Exercise instructions
Here are records with pictures in them. Copy all of them exactly and leave the pictures out.

Source material
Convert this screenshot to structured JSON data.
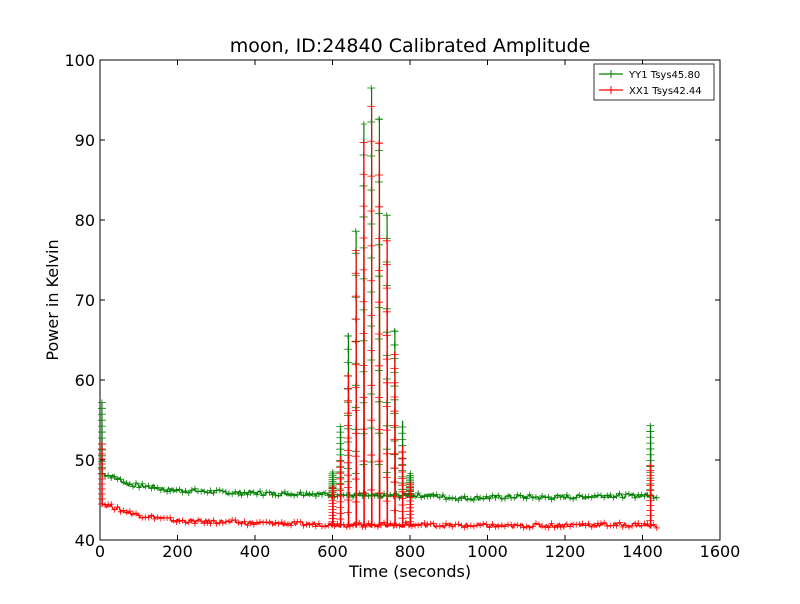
{
  "chart_data": {
    "type": "line",
    "title": "moon, ID:24840 Calibrated Amplitude",
    "xlabel": "Time (seconds)",
    "ylabel": "Power in Kelvin",
    "xlim": [
      0,
      1600
    ],
    "ylim": [
      40,
      100
    ],
    "xticks": [
      0,
      200,
      400,
      600,
      800,
      1000,
      1200,
      1400,
      1600
    ],
    "yticks": [
      40,
      50,
      60,
      70,
      80,
      90,
      100
    ],
    "grid": false,
    "legend_position": "top-right",
    "series": [
      {
        "name": "YY1 Tsys45.80",
        "color": "#008000",
        "marker": "+",
        "baseline": [
          [
            5,
            48.3
          ],
          [
            30,
            48.0
          ],
          [
            50,
            47.6
          ],
          [
            70,
            47.0
          ],
          [
            100,
            46.8
          ],
          [
            140,
            46.6
          ],
          [
            170,
            46.3
          ],
          [
            200,
            46.2
          ],
          [
            260,
            46.1
          ],
          [
            300,
            46.0
          ],
          [
            350,
            45.9
          ],
          [
            400,
            45.9
          ],
          [
            450,
            45.8
          ],
          [
            500,
            45.8
          ],
          [
            550,
            45.8
          ],
          [
            600,
            45.7
          ],
          [
            650,
            45.6
          ],
          [
            700,
            45.5
          ],
          [
            750,
            45.5
          ],
          [
            800,
            45.6
          ],
          [
            850,
            45.6
          ],
          [
            900,
            45.3
          ],
          [
            950,
            45.2
          ],
          [
            1000,
            45.3
          ],
          [
            1050,
            45.4
          ],
          [
            1100,
            45.4
          ],
          [
            1150,
            45.3
          ],
          [
            1200,
            45.4
          ],
          [
            1250,
            45.4
          ],
          [
            1300,
            45.6
          ],
          [
            1350,
            45.5
          ],
          [
            1400,
            45.6
          ],
          [
            1440,
            45.5
          ]
        ],
        "spikes": [
          [
            5,
            57.2
          ],
          [
            600,
            48.5
          ],
          [
            620,
            54.2
          ],
          [
            640,
            65.5
          ],
          [
            660,
            78.6
          ],
          [
            680,
            92.0
          ],
          [
            700,
            96.5
          ],
          [
            720,
            92.6
          ],
          [
            740,
            80.6
          ],
          [
            760,
            66.1
          ],
          [
            780,
            54.9
          ],
          [
            800,
            48.3
          ],
          [
            1420,
            54.3
          ]
        ]
      },
      {
        "name": "XX1 Tsys42.44",
        "color": "#ff0000",
        "marker": "+",
        "baseline": [
          [
            5,
            44.5
          ],
          [
            30,
            44.2
          ],
          [
            50,
            43.8
          ],
          [
            70,
            43.5
          ],
          [
            100,
            43.1
          ],
          [
            140,
            42.9
          ],
          [
            170,
            42.6
          ],
          [
            200,
            42.4
          ],
          [
            260,
            42.3
          ],
          [
            300,
            42.3
          ],
          [
            350,
            42.2
          ],
          [
            400,
            42.1
          ],
          [
            450,
            42.1
          ],
          [
            500,
            42.0
          ],
          [
            550,
            42.0
          ],
          [
            600,
            41.9
          ],
          [
            650,
            41.9
          ],
          [
            700,
            41.9
          ],
          [
            750,
            41.9
          ],
          [
            800,
            41.9
          ],
          [
            850,
            41.9
          ],
          [
            900,
            41.8
          ],
          [
            950,
            41.8
          ],
          [
            1000,
            41.8
          ],
          [
            1050,
            41.7
          ],
          [
            1100,
            41.8
          ],
          [
            1150,
            41.8
          ],
          [
            1200,
            41.9
          ],
          [
            1250,
            41.9
          ],
          [
            1300,
            41.9
          ],
          [
            1350,
            41.9
          ],
          [
            1400,
            41.9
          ],
          [
            1440,
            41.7
          ]
        ],
        "spikes": [
          [
            5,
            52.0
          ],
          [
            600,
            46.5
          ],
          [
            620,
            50.5
          ],
          [
            640,
            60.5
          ],
          [
            660,
            76.2
          ],
          [
            680,
            89.7
          ],
          [
            700,
            94.2
          ],
          [
            720,
            89.6
          ],
          [
            740,
            77.4
          ],
          [
            760,
            63.2
          ],
          [
            780,
            51.8
          ],
          [
            800,
            47.0
          ],
          [
            1420,
            49.3
          ]
        ]
      }
    ]
  }
}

Response to this task
Convert this screenshot to structured JSON data.
{
  "chart_data": {
    "type": "line",
    "title": "moon, ID:24840 Calibrated Amplitude",
    "xlabel": "Time (seconds)",
    "ylabel": "Power in Kelvin",
    "xlim": [
      0,
      1600
    ],
    "ylim": [
      40,
      100
    ],
    "xticks": [
      0,
      200,
      400,
      600,
      800,
      1000,
      1200,
      1400,
      1600
    ],
    "yticks": [
      40,
      50,
      60,
      70,
      80,
      90,
      100
    ],
    "grid": false,
    "legend_position": "top-right",
    "series": [
      {
        "name": "YY1 Tsys45.80",
        "color": "#008000",
        "marker": "+",
        "baseline": [
          [
            5,
            48.3
          ],
          [
            30,
            48.0
          ],
          [
            50,
            47.6
          ],
          [
            70,
            47.0
          ],
          [
            100,
            46.8
          ],
          [
            140,
            46.6
          ],
          [
            170,
            46.3
          ],
          [
            200,
            46.2
          ],
          [
            260,
            46.1
          ],
          [
            300,
            46.0
          ],
          [
            350,
            45.9
          ],
          [
            400,
            45.9
          ],
          [
            450,
            45.8
          ],
          [
            500,
            45.8
          ],
          [
            550,
            45.8
          ],
          [
            600,
            45.7
          ],
          [
            650,
            45.6
          ],
          [
            700,
            45.5
          ],
          [
            750,
            45.5
          ],
          [
            800,
            45.6
          ],
          [
            850,
            45.6
          ],
          [
            900,
            45.3
          ],
          [
            950,
            45.2
          ],
          [
            1000,
            45.3
          ],
          [
            1050,
            45.4
          ],
          [
            1100,
            45.4
          ],
          [
            1150,
            45.3
          ],
          [
            1200,
            45.4
          ],
          [
            1250,
            45.4
          ],
          [
            1300,
            45.6
          ],
          [
            1350,
            45.5
          ],
          [
            1400,
            45.6
          ],
          [
            1440,
            45.5
          ]
        ],
        "spikes": [
          [
            5,
            57.2
          ],
          [
            600,
            48.5
          ],
          [
            620,
            54.2
          ],
          [
            640,
            65.5
          ],
          [
            660,
            78.6
          ],
          [
            680,
            92.0
          ],
          [
            700,
            96.5
          ],
          [
            720,
            92.6
          ],
          [
            740,
            80.6
          ],
          [
            760,
            66.1
          ],
          [
            780,
            54.9
          ],
          [
            800,
            48.3
          ],
          [
            1420,
            54.3
          ]
        ]
      },
      {
        "name": "XX1 Tsys42.44",
        "color": "#ff0000",
        "marker": "+",
        "baseline": [
          [
            5,
            44.5
          ],
          [
            30,
            44.2
          ],
          [
            50,
            43.8
          ],
          [
            70,
            43.5
          ],
          [
            100,
            43.1
          ],
          [
            140,
            42.9
          ],
          [
            170,
            42.6
          ],
          [
            200,
            42.4
          ],
          [
            260,
            42.3
          ],
          [
            300,
            42.3
          ],
          [
            350,
            42.2
          ],
          [
            400,
            42.1
          ],
          [
            450,
            42.1
          ],
          [
            500,
            42.0
          ],
          [
            550,
            42.0
          ],
          [
            600,
            41.9
          ],
          [
            650,
            41.9
          ],
          [
            700,
            41.9
          ],
          [
            750,
            41.9
          ],
          [
            800,
            41.9
          ],
          [
            850,
            41.9
          ],
          [
            900,
            41.8
          ],
          [
            950,
            41.8
          ],
          [
            1000,
            41.8
          ],
          [
            1050,
            41.7
          ],
          [
            1100,
            41.8
          ],
          [
            1150,
            41.8
          ],
          [
            1200,
            41.9
          ],
          [
            1250,
            41.9
          ],
          [
            1300,
            41.9
          ],
          [
            1350,
            41.9
          ],
          [
            1400,
            41.9
          ],
          [
            1440,
            41.7
          ]
        ],
        "spikes": [
          [
            5,
            52.0
          ],
          [
            600,
            46.5
          ],
          [
            620,
            50.5
          ],
          [
            640,
            60.5
          ],
          [
            660,
            76.2
          ],
          [
            680,
            89.7
          ],
          [
            700,
            94.2
          ],
          [
            720,
            89.6
          ],
          [
            740,
            77.4
          ],
          [
            760,
            63.2
          ],
          [
            780,
            51.8
          ],
          [
            800,
            47.0
          ],
          [
            1420,
            49.3
          ]
        ]
      }
    ]
  }
}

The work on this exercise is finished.